#### [PASSAGE GIVEN]
··········
Shortly after college I read an article about how a hopeful graduate of a creative writing program had sent a manuscript to an editor. The editor responded that, although the writer had followed the technical rules of fiction writing, his prose suffered from a lack of “life experiences.”
Her advice to him and all writers like him was to go out and get some life experiences and then go back and try again. After I read this, my mood nosedived. I had lived my whole life in one small town. I was painfully aware that I had experienced only a narrow slice of what life was or could be.
I wondered what kind of experiences the editor had meant exactly. If an editor was going to make such a glib statement, she should have been more specific. Should I move to another country? Have children? See the Grand Canyon? Join the army? Or what?
The kind of tortured confusion I had after reading the article was the reason I eventually stopped reading magazine articles about writing. I took them personally, and I tended to take seriously anything a professional in the writing industry said.
There seemed to be enough truth in the advice that I had to consider that maybe I was not ready to be a writer yet, even though I had been told throughout my life that I wrote well. Experiences were the stuff writing was made of, so it seemed to follow that the more of them you had, the better your writing was likely to be.
··········
#### [STORED RECORDS]
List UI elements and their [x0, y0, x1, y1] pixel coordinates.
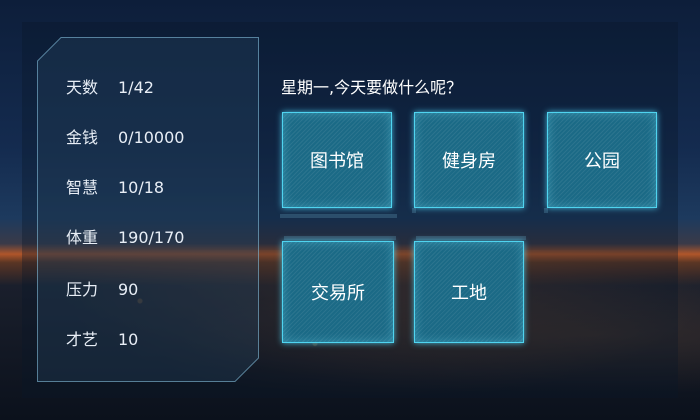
- stat-days: 天数 1/42: [66, 76, 154, 100]
- button-shadow: [416, 236, 526, 240]
- stat-talent-label: 才艺: [66, 330, 99, 349]
- stat-talent: 才艺 10: [66, 328, 138, 352]
- stat-weight: 体重 190/170: [66, 226, 184, 250]
- day-prompt: 星期一,今天要做什么呢？: [281, 78, 463, 97]
- button-shadow: [544, 208, 548, 213]
- exchange-button[interactable]: 交易所: [282, 241, 394, 343]
- button-shadow: [412, 208, 416, 213]
- construction-site-button[interactable]: 工地: [414, 241, 524, 343]
- stat-days-value: 1/42: [118, 78, 154, 97]
- library-button[interactable]: 图书馆: [282, 112, 392, 208]
- stat-weight-value: 190/170: [118, 228, 185, 247]
- stat-talent-value: 10: [118, 330, 139, 349]
- stat-wisdom: 智慧 10/18: [66, 176, 164, 200]
- stat-stress-label: 压力: [66, 280, 99, 299]
- stat-wisdom-label: 智慧: [66, 178, 99, 197]
- stat-weight-label: 体重: [66, 228, 99, 247]
- gym-button[interactable]: 健身房: [414, 112, 524, 208]
- stat-money-value: 0/10000: [118, 128, 185, 147]
- button-shadow: [284, 236, 396, 240]
- button-shadow: [280, 214, 397, 218]
- park-button[interactable]: 公园: [547, 112, 657, 208]
- stat-money-label: 金钱: [66, 128, 99, 147]
- stat-stress: 压力 90: [66, 278, 138, 302]
- stat-days-label: 天数: [66, 78, 99, 97]
- stat-wisdom-value: 10/18: [118, 178, 165, 197]
- stat-money: 金钱 0/10000: [66, 126, 184, 150]
- stat-stress-value: 90: [118, 280, 139, 299]
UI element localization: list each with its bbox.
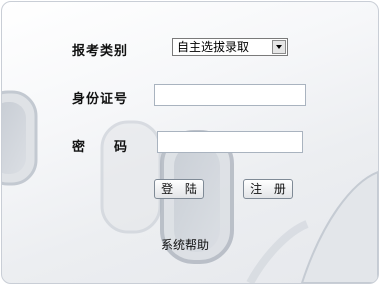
- exam-type-selected-value: 自主选拔录取: [177, 40, 250, 54]
- id-number-input[interactable]: [154, 84, 306, 106]
- password-input[interactable]: [157, 131, 303, 153]
- register-button[interactable]: 注 册: [243, 179, 293, 199]
- exam-type-label: 报考类别: [72, 44, 129, 59]
- system-help-link[interactable]: 系统帮助: [161, 236, 209, 253]
- login-button[interactable]: 登 陆: [154, 179, 204, 199]
- exam-type-select[interactable]: 自主选拔录取: [172, 38, 288, 56]
- id-number-label: 身份证号: [72, 92, 129, 107]
- chevron-down-icon[interactable]: [272, 40, 286, 54]
- password-label: 密 码: [72, 140, 129, 155]
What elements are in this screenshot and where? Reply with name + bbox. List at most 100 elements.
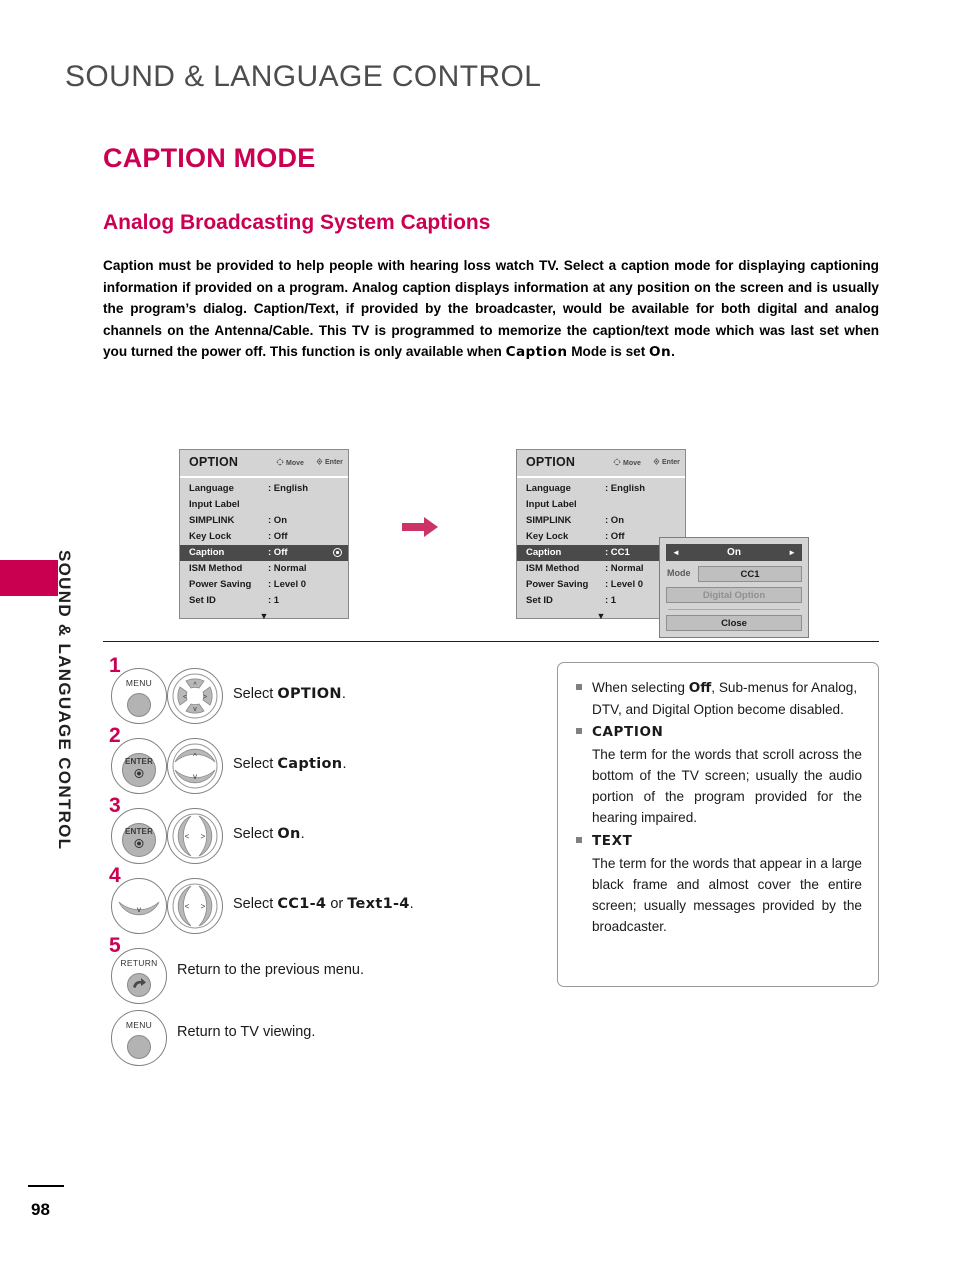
move-icon [276,458,284,466]
osd-row-label: Input Label [526,499,577,510]
osd-hint-move: Move [613,458,641,467]
caption-onoff-selector[interactable]: ◄ On ► [666,544,802,561]
enter-dot-icon [134,839,144,848]
chevron-right-icon[interactable]: ► [788,544,796,561]
caption-mode-label: Mode [667,568,691,578]
step-instruction-suffix: . [342,756,347,772]
enter-icon [316,458,323,465]
osd-row-value: : Normal [605,563,644,574]
note-item-caption-heading: CAPTION [574,721,862,743]
section-subtitle: Analog Broadcasting System Captions [103,211,491,234]
osd-row[interactable]: ISM Method: Normal [180,561,348,577]
left-right-arrows-icon: < > [172,883,218,929]
osd-row[interactable]: Key Lock: Off [180,529,348,545]
chapter-vertical-label: SOUND & LANGUAGE CONTROL [55,550,74,851]
step-number: 1 [109,654,121,677]
osd-row-value: : Off [605,531,625,542]
step-list: 1 MENU ^ v < > Select OPTION. 2 ENTER ^ … [103,654,533,1066]
step-instruction: Select On. [233,826,305,842]
step-instruction-middle: or [326,896,348,912]
left-right-navigation-pad[interactable]: < > [167,808,223,864]
bullet-square-icon [576,684,582,690]
note-body-caption: The term for the words that scroll acros… [592,747,862,825]
osd-row-value: : CC1 [605,547,630,558]
submenu-divider [668,609,800,610]
intro-emphasis-on: On [649,344,672,360]
osd-row[interactable]: SIMPLINK: On [517,513,685,529]
step-number: 2 [109,724,121,747]
osd-hint-move-label: Move [623,460,641,467]
note-heading: TEXT [592,833,633,849]
enter-dot-icon [134,769,144,778]
step-instruction-suffix: . [300,826,305,842]
menu-button-label: MENU [125,678,153,688]
osd-row-list: Language : English Input Label SIMPLINK : … [180,478,348,622]
intro-emphasis-caption: Caption [505,344,568,360]
step-instruction-suffix: . [409,896,414,912]
step-instruction-prefix: Select [233,826,278,842]
left-right-arrows-icon: < > [172,813,218,859]
osd-row-value: : On [268,515,287,526]
step-instruction-prefix: Select [233,756,278,772]
running-head: SOUND & LANGUAGE CONTROL [65,60,542,93]
step-number: 5 [109,934,121,957]
osd-row-label: Key Lock [526,531,569,542]
osd-row[interactable]: Language : English [180,481,348,497]
bullet-square-icon [576,728,582,734]
osd-row-value: : Level 0 [268,579,307,590]
note-prefix: When selecting [592,680,689,695]
osd-row[interactable]: Input Label [180,497,348,513]
osd-row-value: : English [605,483,646,494]
intro-paragraph: Caption must be provided to help people … [103,255,879,364]
menu-exit-instruction: Return to TV viewing. [177,1024,316,1040]
osd-row-value: : Off [268,547,288,558]
osd-row[interactable]: Input Label [517,497,685,513]
osd-row[interactable]: Power Saving: Level 0 [180,577,348,593]
svg-text:<: < [185,902,190,911]
osd-row-caption-selected[interactable]: Caption: Off [180,545,348,561]
step-number: 3 [109,794,121,817]
menu-exit-step: MENU Return to TV viewing. [103,1002,533,1066]
osd-row[interactable]: Set ID: 1 [180,593,348,609]
svg-text:<: < [183,694,187,701]
step-number: 4 [109,864,121,887]
step-instruction-prefix: Select [233,686,278,702]
section-divider [103,641,879,642]
left-right-navigation-pad[interactable]: < > [167,878,223,934]
caption-submenu-popup: ◄ On ► Mode CC1 Digital Option Close [659,537,809,638]
chapter-color-tab [0,560,58,596]
close-button[interactable]: Close [666,615,802,631]
osd-row-label: Caption [526,547,562,558]
osd-row[interactable]: Language: English [517,481,685,497]
bullet-square-icon [576,837,582,843]
osd-row-value: : English [268,483,309,494]
four-way-navigation-pad[interactable]: ^ v < > [167,668,223,724]
note-box: When selecting Off, Sub-menus for Analog… [557,662,879,987]
osd-row-value: : Normal [268,563,307,574]
chevron-left-icon[interactable]: ◄ [672,544,680,561]
osd-row-label: Language [189,483,234,494]
osd-header: OPTION Move Enter [180,450,348,478]
menu-button[interactable]: MENU [111,1010,167,1066]
footer-rule [28,1185,64,1187]
four-way-arrows-icon: ^ v < > [172,673,218,719]
svg-text:>: > [201,832,206,841]
osd-row-value: : On [605,515,624,526]
up-down-navigation-pad[interactable]: ^ v [167,738,223,794]
osd-row-label: Set ID [526,595,553,606]
osd-row-label: Input Label [189,499,240,510]
note-item-text-heading: TEXT [574,830,862,852]
step-instruction-target-2: Text1-4 [347,896,410,912]
step-instruction-prefix: Select [233,896,278,912]
note-item-off: When selecting Off, Sub-menus for Analog… [574,677,862,720]
osd-row-label: SIMPLINK [189,515,235,526]
osd-row[interactable]: SIMPLINK : On [180,513,348,529]
osd-row-value: : 1 [268,595,280,606]
caption-onoff-value: On [727,547,741,558]
osd-hint-enter-label: Enter [662,459,680,466]
svg-text:v: v [193,772,197,781]
osd-header: OPTION Move Enter [517,450,685,478]
caption-mode-row: Mode CC1 [666,566,802,582]
scroll-down-arrow-icon[interactable]: ▼ [180,610,348,622]
caption-mode-value[interactable]: CC1 [698,566,802,582]
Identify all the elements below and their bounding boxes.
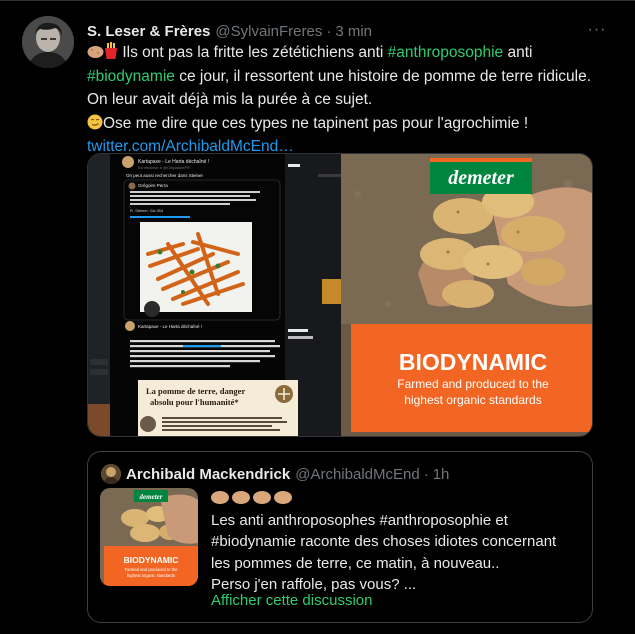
quoted-tweet-time: 1h — [432, 465, 450, 483]
tweet-text-line2: ce jour, il ressortent une histoire de p… — [174, 67, 592, 85]
thumb-subtitle-1: Farmed and produced to the — [125, 567, 179, 572]
quoted-text-line1: Les anti anthroposophes #anthroposophie … — [211, 511, 508, 529]
potato-icon — [211, 491, 229, 504]
quoted-tweet-text: Les anti anthroposophes #anthroposophie … — [211, 488, 581, 596]
smirk-face-icon — [87, 114, 103, 129]
quoted-avatar-1 — [122, 156, 134, 168]
infographic-title-2: absolu pour l'humanité* — [150, 397, 239, 407]
potato-icon — [274, 491, 292, 504]
author-name[interactable]: S. Leser & Frères — [87, 23, 210, 40]
tweet-media[interactable]: Kartapaxe - Le Harta déchaîné ! En répon… — [87, 153, 593, 437]
potato-icon — [232, 491, 250, 504]
tweet[interactable]: S. Leser & Frères @SylvainFreres · 3 min… — [0, 0, 635, 634]
quoted-tweet-thumbnail: demeter BIODYNAMIC Farmed and produced t… — [100, 488, 198, 586]
quoted-author-avatar — [101, 464, 121, 484]
tweet-header: S. Leser & Frères @SylvainFreres · 3 min — [87, 20, 372, 42]
infographic-title-1: La pomme de terre, danger — [146, 386, 245, 396]
separator: · — [326, 22, 332, 40]
banner-subtitle-1: Farmed and produced to the — [397, 377, 549, 391]
banner-title: BIODYNAMIC — [399, 349, 547, 375]
quoted-text-line3: les pommes de terre, ce matin, à nouveau… — [211, 554, 500, 572]
quoted-source: R. Steiner, GA 354 — [130, 208, 164, 213]
potato-icon — [87, 46, 104, 58]
quoted-text-line2: #biodynamie raconte des choses idiotes c… — [211, 533, 557, 550]
quoted-author-name: Archibald Mackendrick — [126, 465, 291, 483]
more-options-icon[interactable]: ··· — [585, 18, 609, 42]
show-thread-link[interactable]: Afficher cette discussion — [211, 592, 372, 609]
tweet-time[interactable]: 3 min — [335, 23, 372, 40]
quoted-tweet-header: Archibald Mackendrick @ArchibaldMcEnd · … — [126, 464, 449, 484]
quoted-emoji-row — [211, 488, 581, 510]
tweet-text-line4: Ose me dire que ces types ne tapinent pa… — [103, 114, 529, 132]
tweet-text-line1: Ils ont pas la fritte les zététichiens a… — [122, 44, 388, 61]
second-name: Kartapaxe - Le Harta déchaîné ! — [138, 324, 202, 329]
hashtag-anthroposophie[interactable]: #anthroposophie — [388, 44, 504, 61]
tweet-text: Ils ont pas la fritte les zététichiens a… — [87, 41, 607, 159]
author-handle[interactable]: @SylvainFreres — [215, 23, 322, 40]
left-header-line: En réponse à @CmpaAxeFR — [138, 165, 190, 170]
thumb-subtitle-2: highest organic standards — [127, 573, 175, 578]
quoted-tweet[interactable]: Archibald Mackendrick @ArchibaldMcEnd · … — [87, 451, 593, 623]
separator: · — [423, 465, 429, 483]
hashtag-biodynamie[interactable]: #biodynamie — [87, 68, 175, 85]
thumb-title: BIODYNAMIC — [124, 555, 179, 565]
fries-icon — [105, 42, 117, 59]
thumb-brand: demeter — [140, 493, 163, 501]
tweet-text-line1-suffix: anti — [503, 44, 533, 61]
left-sub: On peut aussi rechercher dans Steiner — [126, 173, 204, 178]
banner-subtitle-2: highest organic standards — [404, 393, 541, 407]
quoted-name: Grégoire Perra — [138, 183, 168, 188]
tweet-text-line3: On leur avait déjà mis la purée à ce suj… — [87, 91, 373, 108]
author-avatar[interactable] — [22, 16, 74, 68]
potato-icon — [253, 491, 271, 504]
demeter-brand: demeter — [448, 167, 514, 189]
quoted-author-handle: @ArchibaldMcEnd — [295, 465, 420, 483]
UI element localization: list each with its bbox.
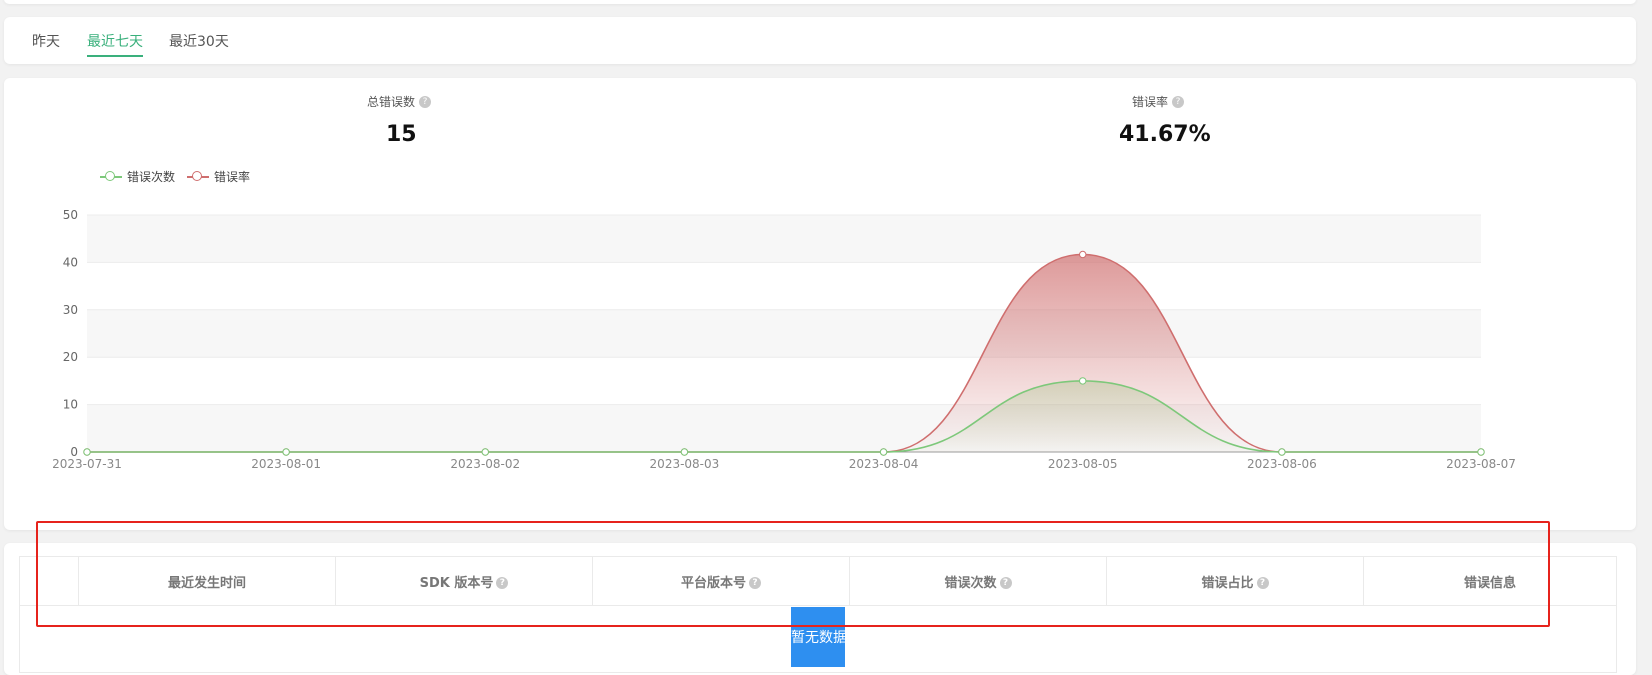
··········
#### [REQUESTS]
a – From the passage about life experiences, list each kind of experience the writer considers pursuing, as posed in the questions that follow "she should have been more specific."
b – Reproduce the passage about life experiences verbatim from "Her advice to" to "or could be.".

#### [LIST OF SOLUTIONS]
a –
- Moving to another country
- Having children
- Seeing the Grand Canyon
- Joining the army

b –
Her advice to him and all writers like him was to go out and get some life experiences and then go back and try again. After I read this, my mood nosedived. I had lived my whole life in one small town. I was painfully aware that I had experienced only a narrow slice of what life was or could be.